Dataset items:
* begin *

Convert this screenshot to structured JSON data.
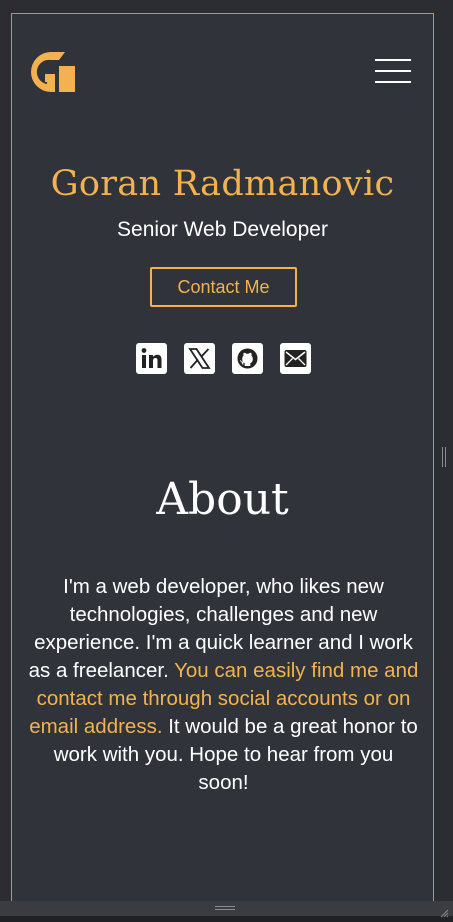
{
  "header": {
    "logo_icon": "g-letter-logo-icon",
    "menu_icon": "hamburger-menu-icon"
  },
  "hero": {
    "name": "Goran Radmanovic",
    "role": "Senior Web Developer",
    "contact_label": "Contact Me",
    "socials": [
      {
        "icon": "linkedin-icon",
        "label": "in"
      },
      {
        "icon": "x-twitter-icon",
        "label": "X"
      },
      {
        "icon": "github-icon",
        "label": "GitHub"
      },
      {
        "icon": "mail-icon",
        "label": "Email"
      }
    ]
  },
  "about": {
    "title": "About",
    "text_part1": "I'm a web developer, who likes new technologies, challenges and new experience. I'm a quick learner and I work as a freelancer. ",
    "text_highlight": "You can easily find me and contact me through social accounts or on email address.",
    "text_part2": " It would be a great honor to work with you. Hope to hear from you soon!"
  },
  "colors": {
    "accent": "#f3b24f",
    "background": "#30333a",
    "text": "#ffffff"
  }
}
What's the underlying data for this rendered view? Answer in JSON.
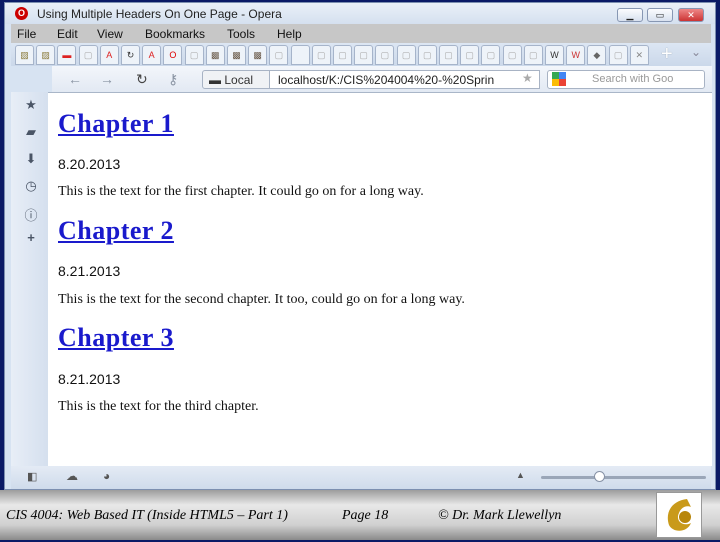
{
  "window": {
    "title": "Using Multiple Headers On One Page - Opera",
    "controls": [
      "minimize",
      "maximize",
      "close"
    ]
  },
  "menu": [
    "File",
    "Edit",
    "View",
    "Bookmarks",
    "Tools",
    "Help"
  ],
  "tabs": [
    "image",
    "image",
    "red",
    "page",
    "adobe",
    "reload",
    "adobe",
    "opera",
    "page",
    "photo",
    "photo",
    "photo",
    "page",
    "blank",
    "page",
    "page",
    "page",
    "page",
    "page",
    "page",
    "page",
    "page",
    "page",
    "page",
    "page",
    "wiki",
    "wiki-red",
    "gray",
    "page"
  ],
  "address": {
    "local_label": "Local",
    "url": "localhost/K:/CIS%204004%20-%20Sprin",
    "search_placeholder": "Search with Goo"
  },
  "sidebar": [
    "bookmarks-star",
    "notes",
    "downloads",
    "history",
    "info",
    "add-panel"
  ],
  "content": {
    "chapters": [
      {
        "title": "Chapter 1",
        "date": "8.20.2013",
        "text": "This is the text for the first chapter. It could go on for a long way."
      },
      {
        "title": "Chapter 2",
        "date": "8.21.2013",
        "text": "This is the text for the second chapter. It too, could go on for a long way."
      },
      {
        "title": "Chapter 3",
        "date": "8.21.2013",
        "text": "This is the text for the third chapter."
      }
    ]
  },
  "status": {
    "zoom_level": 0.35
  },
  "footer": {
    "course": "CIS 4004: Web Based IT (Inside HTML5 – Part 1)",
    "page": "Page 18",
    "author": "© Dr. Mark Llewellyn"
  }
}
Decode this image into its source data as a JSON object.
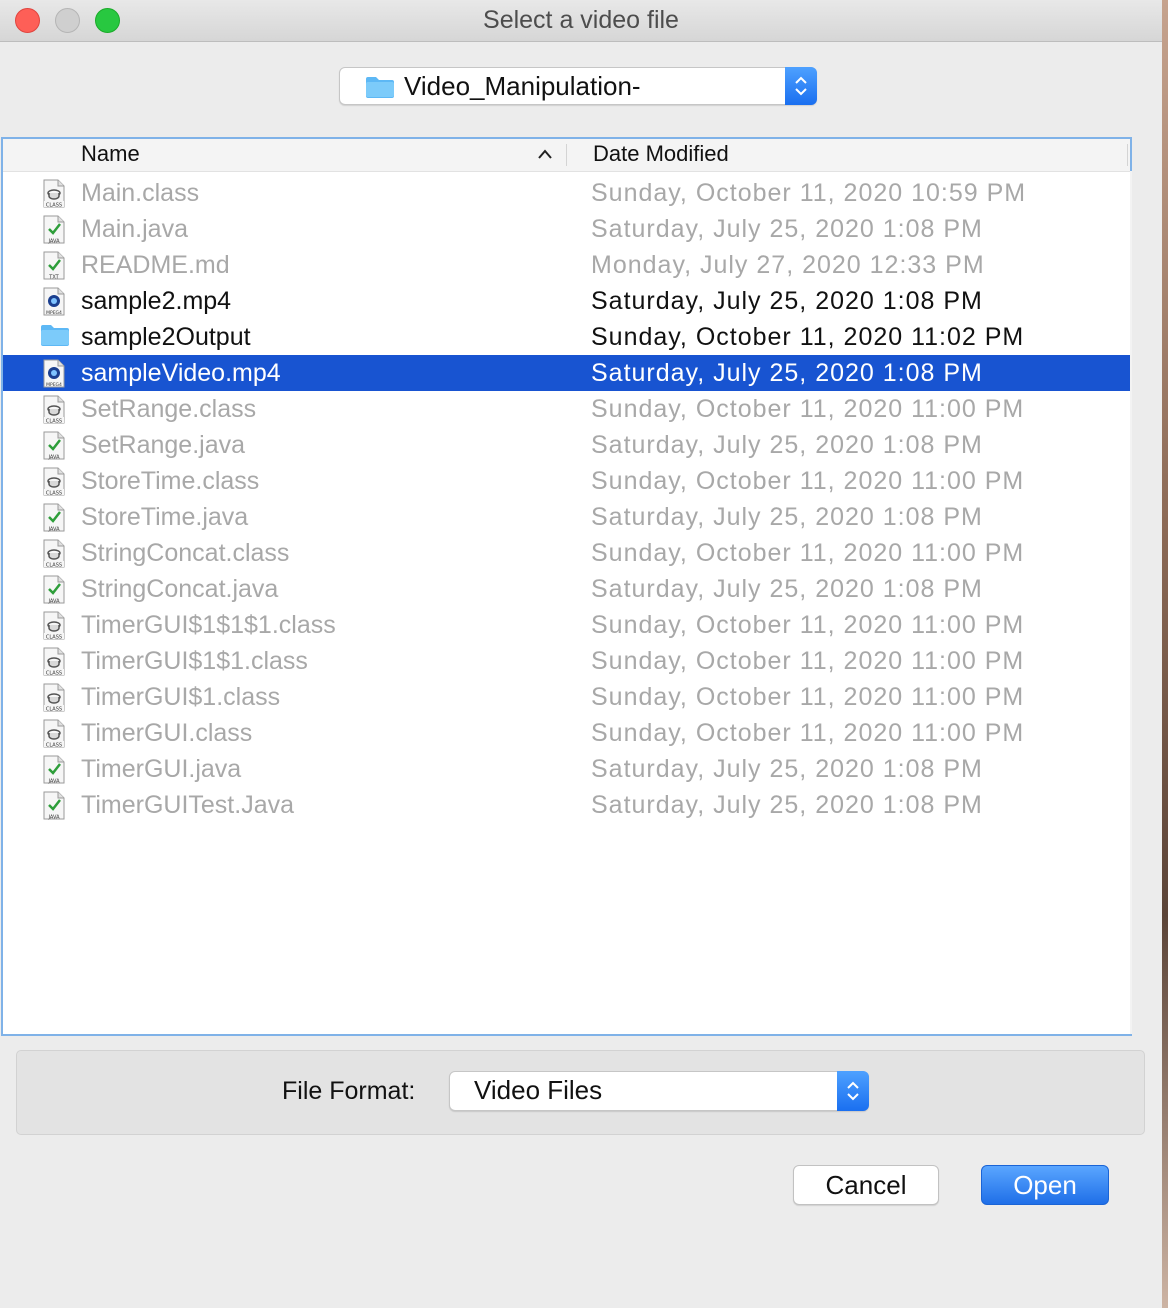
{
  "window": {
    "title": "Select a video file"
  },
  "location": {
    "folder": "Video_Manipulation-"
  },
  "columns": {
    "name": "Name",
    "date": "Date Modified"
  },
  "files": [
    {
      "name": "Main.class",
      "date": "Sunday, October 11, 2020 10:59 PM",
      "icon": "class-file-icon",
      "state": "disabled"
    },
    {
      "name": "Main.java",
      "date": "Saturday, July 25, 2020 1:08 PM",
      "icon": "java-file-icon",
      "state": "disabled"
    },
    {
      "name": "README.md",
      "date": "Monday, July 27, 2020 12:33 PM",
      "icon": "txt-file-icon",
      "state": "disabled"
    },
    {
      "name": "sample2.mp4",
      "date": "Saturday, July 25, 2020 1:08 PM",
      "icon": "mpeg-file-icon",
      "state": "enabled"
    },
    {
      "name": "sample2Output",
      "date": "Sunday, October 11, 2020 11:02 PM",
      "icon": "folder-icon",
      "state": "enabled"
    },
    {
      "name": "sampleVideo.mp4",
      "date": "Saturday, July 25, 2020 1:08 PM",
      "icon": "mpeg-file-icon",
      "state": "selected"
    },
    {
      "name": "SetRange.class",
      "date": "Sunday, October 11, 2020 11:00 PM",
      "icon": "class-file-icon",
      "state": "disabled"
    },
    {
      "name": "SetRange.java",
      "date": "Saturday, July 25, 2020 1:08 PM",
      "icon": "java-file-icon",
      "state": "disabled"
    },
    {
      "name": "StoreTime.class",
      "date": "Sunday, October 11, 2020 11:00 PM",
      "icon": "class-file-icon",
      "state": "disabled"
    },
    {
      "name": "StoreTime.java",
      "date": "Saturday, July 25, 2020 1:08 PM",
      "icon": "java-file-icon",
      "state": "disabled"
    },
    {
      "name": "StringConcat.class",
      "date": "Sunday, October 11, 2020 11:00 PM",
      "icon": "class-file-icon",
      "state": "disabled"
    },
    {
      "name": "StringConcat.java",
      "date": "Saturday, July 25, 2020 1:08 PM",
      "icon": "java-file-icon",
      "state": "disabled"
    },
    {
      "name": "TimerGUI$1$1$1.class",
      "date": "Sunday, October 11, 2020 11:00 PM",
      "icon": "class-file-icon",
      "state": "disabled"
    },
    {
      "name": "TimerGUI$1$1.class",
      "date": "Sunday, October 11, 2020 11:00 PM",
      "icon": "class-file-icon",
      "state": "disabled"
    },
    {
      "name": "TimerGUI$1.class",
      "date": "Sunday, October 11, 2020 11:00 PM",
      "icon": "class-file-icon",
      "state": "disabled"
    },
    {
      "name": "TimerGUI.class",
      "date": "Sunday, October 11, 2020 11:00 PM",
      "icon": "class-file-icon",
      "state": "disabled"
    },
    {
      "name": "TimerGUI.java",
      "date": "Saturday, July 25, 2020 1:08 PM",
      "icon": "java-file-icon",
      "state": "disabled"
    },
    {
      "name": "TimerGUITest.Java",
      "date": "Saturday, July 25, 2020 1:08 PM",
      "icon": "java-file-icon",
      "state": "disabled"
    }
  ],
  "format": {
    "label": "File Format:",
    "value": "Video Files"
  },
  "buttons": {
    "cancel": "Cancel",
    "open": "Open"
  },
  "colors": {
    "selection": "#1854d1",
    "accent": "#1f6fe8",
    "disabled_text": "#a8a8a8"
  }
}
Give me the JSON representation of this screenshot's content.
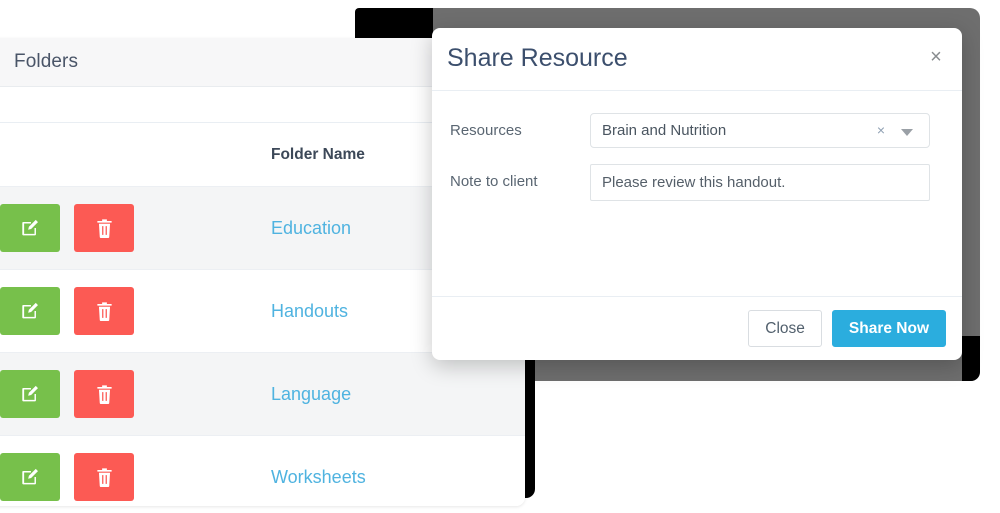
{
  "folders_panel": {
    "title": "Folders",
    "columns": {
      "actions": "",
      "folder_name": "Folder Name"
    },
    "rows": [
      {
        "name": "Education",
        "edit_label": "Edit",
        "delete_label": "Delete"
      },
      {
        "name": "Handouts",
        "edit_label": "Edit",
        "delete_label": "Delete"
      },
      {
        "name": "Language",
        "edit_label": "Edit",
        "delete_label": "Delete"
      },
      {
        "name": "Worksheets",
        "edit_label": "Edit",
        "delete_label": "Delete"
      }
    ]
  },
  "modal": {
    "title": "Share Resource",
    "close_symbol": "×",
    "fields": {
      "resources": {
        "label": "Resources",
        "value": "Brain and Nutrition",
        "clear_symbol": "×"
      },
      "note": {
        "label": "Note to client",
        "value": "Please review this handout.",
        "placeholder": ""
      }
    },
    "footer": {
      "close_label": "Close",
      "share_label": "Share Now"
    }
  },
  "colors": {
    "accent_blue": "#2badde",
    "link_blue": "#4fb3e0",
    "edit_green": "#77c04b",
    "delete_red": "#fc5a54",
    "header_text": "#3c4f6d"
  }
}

* end *

== WHAT THIS TASK INVOLVES ==
Every entry above should be duplicated exactly. Do not include the images.

== PROBLEM SOLUTION ==
Convert this screenshot to structured JSON data.
{
  "header": {
    "logo_icon": "g-letter-logo-icon",
    "menu_icon": "hamburger-menu-icon"
  },
  "hero": {
    "name": "Goran Radmanovic",
    "role": "Senior Web Developer",
    "contact_label": "Contact Me",
    "socials": [
      {
        "icon": "linkedin-icon",
        "label": "in"
      },
      {
        "icon": "x-twitter-icon",
        "label": "X"
      },
      {
        "icon": "github-icon",
        "label": "GitHub"
      },
      {
        "icon": "mail-icon",
        "label": "Email"
      }
    ]
  },
  "about": {
    "title": "About",
    "text_part1": "I'm a web developer, who likes new technologies, challenges and new experience. I'm a quick learner and I work as a freelancer. ",
    "text_highlight": "You can easily find me and contact me through social accounts or on email address.",
    "text_part2": " It would be a great honor to work with you. Hope to hear from you soon!"
  },
  "colors": {
    "accent": "#f3b24f",
    "background": "#30333a",
    "text": "#ffffff"
  }
}
What's the underlying data for this rendered view? Answer in JSON.
{
  "window": {
    "title": "Using Multiple Headers On One Page - Opera",
    "controls": [
      "minimize",
      "maximize",
      "close"
    ]
  },
  "menu": [
    "File",
    "Edit",
    "View",
    "Bookmarks",
    "Tools",
    "Help"
  ],
  "tabs": [
    "image",
    "image",
    "red",
    "page",
    "adobe",
    "reload",
    "adobe",
    "opera",
    "page",
    "photo",
    "photo",
    "photo",
    "page",
    "blank",
    "page",
    "page",
    "page",
    "page",
    "page",
    "page",
    "page",
    "page",
    "page",
    "page",
    "page",
    "wiki",
    "wiki-red",
    "gray",
    "page"
  ],
  "address": {
    "local_label": "Local",
    "url": "localhost/K:/CIS%204004%20-%20Sprin",
    "search_placeholder": "Search with Goo"
  },
  "sidebar": [
    "bookmarks-star",
    "notes",
    "downloads",
    "history",
    "info",
    "add-panel"
  ],
  "content": {
    "chapters": [
      {
        "title": "Chapter 1",
        "date": "8.20.2013",
        "text": "This is the text for the first chapter. It could go on for a long way."
      },
      {
        "title": "Chapter 2",
        "date": "8.21.2013",
        "text": "This is the text for the second chapter. It too, could go on for a long way."
      },
      {
        "title": "Chapter 3",
        "date": "8.21.2013",
        "text": "This is the text for the third chapter."
      }
    ]
  },
  "status": {
    "zoom_level": 0.35
  },
  "footer": {
    "course": "CIS 4004: Web Based IT (Inside HTML5 – Part 1)",
    "page": "Page 18",
    "author": "© Dr. Mark Llewellyn"
  }
}
Decode this image into its source data as a JSON object.
{
  "window": {
    "title": "Select a video file"
  },
  "location": {
    "folder": "Video_Manipulation-"
  },
  "columns": {
    "name": "Name",
    "date": "Date Modified"
  },
  "files": [
    {
      "name": "Main.class",
      "date": "Sunday, October 11, 2020 10:59 PM",
      "icon": "class-file-icon",
      "state": "disabled"
    },
    {
      "name": "Main.java",
      "date": "Saturday, July 25, 2020 1:08 PM",
      "icon": "java-file-icon",
      "state": "disabled"
    },
    {
      "name": "README.md",
      "date": "Monday, July 27, 2020 12:33 PM",
      "icon": "txt-file-icon",
      "state": "disabled"
    },
    {
      "name": "sample2.mp4",
      "date": "Saturday, July 25, 2020 1:08 PM",
      "icon": "mpeg-file-icon",
      "state": "enabled"
    },
    {
      "name": "sample2Output",
      "date": "Sunday, October 11, 2020 11:02 PM",
      "icon": "folder-icon",
      "state": "enabled"
    },
    {
      "name": "sampleVideo.mp4",
      "date": "Saturday, July 25, 2020 1:08 PM",
      "icon": "mpeg-file-icon",
      "state": "selected"
    },
    {
      "name": "SetRange.class",
      "date": "Sunday, October 11, 2020 11:00 PM",
      "icon": "class-file-icon",
      "state": "disabled"
    },
    {
      "name": "SetRange.java",
      "date": "Saturday, July 25, 2020 1:08 PM",
      "icon": "java-file-icon",
      "state": "disabled"
    },
    {
      "name": "StoreTime.class",
      "date": "Sunday, October 11, 2020 11:00 PM",
      "icon": "class-file-icon",
      "state": "disabled"
    },
    {
      "name": "StoreTime.java",
      "date": "Saturday, July 25, 2020 1:08 PM",
      "icon": "java-file-icon",
      "state": "disabled"
    },
    {
      "name": "StringConcat.class",
      "date": "Sunday, October 11, 2020 11:00 PM",
      "icon": "class-file-icon",
      "state": "disabled"
    },
    {
      "name": "StringConcat.java",
      "date": "Saturday, July 25, 2020 1:08 PM",
      "icon": "java-file-icon",
      "state": "disabled"
    },
    {
      "name": "TimerGUI$1$1$1.class",
      "date": "Sunday, October 11, 2020 11:00 PM",
      "icon": "class-file-icon",
      "state": "disabled"
    },
    {
      "name": "TimerGUI$1$1.class",
      "date": "Sunday, October 11, 2020 11:00 PM",
      "icon": "class-file-icon",
      "state": "disabled"
    },
    {
      "name": "TimerGUI$1.class",
      "date": "Sunday, October 11, 2020 11:00 PM",
      "icon": "class-file-icon",
      "state": "disabled"
    },
    {
      "name": "TimerGUI.class",
      "date": "Sunday, October 11, 2020 11:00 PM",
      "icon": "class-file-icon",
      "state": "disabled"
    },
    {
      "name": "TimerGUI.java",
      "date": "Saturday, July 25, 2020 1:08 PM",
      "icon": "java-file-icon",
      "state": "disabled"
    },
    {
      "name": "TimerGUITest.Java",
      "date": "Saturday, July 25, 2020 1:08 PM",
      "icon": "java-file-icon",
      "state": "disabled"
    }
  ],
  "format": {
    "label": "File Format:",
    "value": "Video Files"
  },
  "buttons": {
    "cancel": "Cancel",
    "open": "Open"
  },
  "colors": {
    "selection": "#1854d1",
    "accent": "#1f6fe8",
    "disabled_text": "#a8a8a8"
  }
}
Give me the JSON representation of this screenshot's content.
{
  "folders_panel": {
    "title": "Folders",
    "columns": {
      "actions": "",
      "folder_name": "Folder Name"
    },
    "rows": [
      {
        "name": "Education",
        "edit_label": "Edit",
        "delete_label": "Delete"
      },
      {
        "name": "Handouts",
        "edit_label": "Edit",
        "delete_label": "Delete"
      },
      {
        "name": "Language",
        "edit_label": "Edit",
        "delete_label": "Delete"
      },
      {
        "name": "Worksheets",
        "edit_label": "Edit",
        "delete_label": "Delete"
      }
    ]
  },
  "modal": {
    "title": "Share Resource",
    "close_symbol": "×",
    "fields": {
      "resources": {
        "label": "Resources",
        "value": "Brain and Nutrition",
        "clear_symbol": "×"
      },
      "note": {
        "label": "Note to client",
        "value": "Please review this handout.",
        "placeholder": ""
      }
    },
    "footer": {
      "close_label": "Close",
      "share_label": "Share Now"
    }
  },
  "colors": {
    "accent_blue": "#2badde",
    "link_blue": "#4fb3e0",
    "edit_green": "#77c04b",
    "delete_red": "#fc5a54",
    "header_text": "#3c4f6d"
  }
}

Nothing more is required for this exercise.